◆ Instructions for the task ◆
Each record below should be repeated precisely as written.

=== Material provided ===

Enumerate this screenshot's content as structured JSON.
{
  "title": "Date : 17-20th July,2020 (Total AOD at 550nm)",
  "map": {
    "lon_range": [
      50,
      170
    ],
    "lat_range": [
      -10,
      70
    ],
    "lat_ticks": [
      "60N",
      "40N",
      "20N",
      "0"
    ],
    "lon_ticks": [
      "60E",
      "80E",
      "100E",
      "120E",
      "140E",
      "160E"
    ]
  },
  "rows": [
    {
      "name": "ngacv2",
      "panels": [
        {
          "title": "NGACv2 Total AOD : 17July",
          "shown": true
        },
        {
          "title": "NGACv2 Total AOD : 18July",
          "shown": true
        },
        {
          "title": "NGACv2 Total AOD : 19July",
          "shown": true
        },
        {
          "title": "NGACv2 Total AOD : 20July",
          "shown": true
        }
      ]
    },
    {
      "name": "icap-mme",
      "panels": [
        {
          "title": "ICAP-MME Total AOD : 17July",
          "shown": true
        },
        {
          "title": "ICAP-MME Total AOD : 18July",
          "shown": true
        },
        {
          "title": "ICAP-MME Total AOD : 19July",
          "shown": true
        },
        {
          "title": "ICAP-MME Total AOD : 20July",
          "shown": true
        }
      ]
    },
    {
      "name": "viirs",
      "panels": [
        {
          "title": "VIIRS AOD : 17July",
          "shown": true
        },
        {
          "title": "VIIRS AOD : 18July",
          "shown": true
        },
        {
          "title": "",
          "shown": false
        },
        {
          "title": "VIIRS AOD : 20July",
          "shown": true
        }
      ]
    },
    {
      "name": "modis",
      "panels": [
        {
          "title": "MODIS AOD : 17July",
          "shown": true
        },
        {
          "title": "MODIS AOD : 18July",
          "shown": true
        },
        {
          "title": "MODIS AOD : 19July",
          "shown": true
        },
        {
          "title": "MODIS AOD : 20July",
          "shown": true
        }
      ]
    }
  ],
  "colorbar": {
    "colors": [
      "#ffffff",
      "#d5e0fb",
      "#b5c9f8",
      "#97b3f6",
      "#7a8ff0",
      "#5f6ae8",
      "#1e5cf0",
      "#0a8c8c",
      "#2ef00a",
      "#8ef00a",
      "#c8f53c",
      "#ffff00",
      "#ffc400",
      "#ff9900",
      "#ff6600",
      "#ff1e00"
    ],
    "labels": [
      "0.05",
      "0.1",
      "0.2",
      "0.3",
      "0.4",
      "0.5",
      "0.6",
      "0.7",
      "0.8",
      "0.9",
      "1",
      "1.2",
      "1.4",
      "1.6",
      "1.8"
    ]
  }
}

===

◆ Problem solution ◆
Enumerate this screenshot's content as structured JSON.
{
  "title": "Date : 17-20th July,2020 (Total AOD at 550nm)",
  "map": {
    "lon_range": [
      50,
      170
    ],
    "lat_range": [
      -10,
      70
    ],
    "lat_ticks": [
      "60N",
      "40N",
      "20N",
      "0"
    ],
    "lon_ticks": [
      "60E",
      "80E",
      "100E",
      "120E",
      "140E",
      "160E"
    ]
  },
  "rows": [
    {
      "name": "ngacv2",
      "panels": [
        {
          "title": "NGACv2 Total AOD : 17July",
          "shown": true
        },
        {
          "title": "NGACv2 Total AOD : 18July",
          "shown": true
        },
        {
          "title": "NGACv2 Total AOD : 19July",
          "shown": true
        },
        {
          "title": "NGACv2 Total AOD : 20July",
          "shown": true
        }
      ]
    },
    {
      "name": "icap-mme",
      "panels": [
        {
          "title": "ICAP-MME Total AOD : 17July",
          "shown": true
        },
        {
          "title": "ICAP-MME Total AOD : 18July",
          "shown": true
        },
        {
          "title": "ICAP-MME Total AOD : 19July",
          "shown": true
        },
        {
          "title": "ICAP-MME Total AOD : 20July",
          "shown": true
        }
      ]
    },
    {
      "name": "viirs",
      "panels": [
        {
          "title": "VIIRS AOD : 17July",
          "shown": true
        },
        {
          "title": "VIIRS AOD : 18July",
          "shown": true
        },
        {
          "title": "",
          "shown": false
        },
        {
          "title": "VIIRS AOD : 20July",
          "shown": true
        }
      ]
    },
    {
      "name": "modis",
      "panels": [
        {
          "title": "MODIS AOD : 17July",
          "shown": true
        },
        {
          "title": "MODIS AOD : 18July",
          "shown": true
        },
        {
          "title": "MODIS AOD : 19July",
          "shown": true
        },
        {
          "title": "MODIS AOD : 20July",
          "shown": true
        }
      ]
    }
  ],
  "colorbar": {
    "colors": [
      "#ffffff",
      "#d5e0fb",
      "#b5c9f8",
      "#97b3f6",
      "#7a8ff0",
      "#5f6ae8",
      "#1e5cf0",
      "#0a8c8c",
      "#2ef00a",
      "#8ef00a",
      "#c8f53c",
      "#ffff00",
      "#ffc400",
      "#ff9900",
      "#ff6600",
      "#ff1e00"
    ],
    "labels": [
      "0.05",
      "0.1",
      "0.2",
      "0.3",
      "0.4",
      "0.5",
      "0.6",
      "0.7",
      "0.8",
      "0.9",
      "1",
      "1.2",
      "1.4",
      "1.6",
      "1.8"
    ]
  }
}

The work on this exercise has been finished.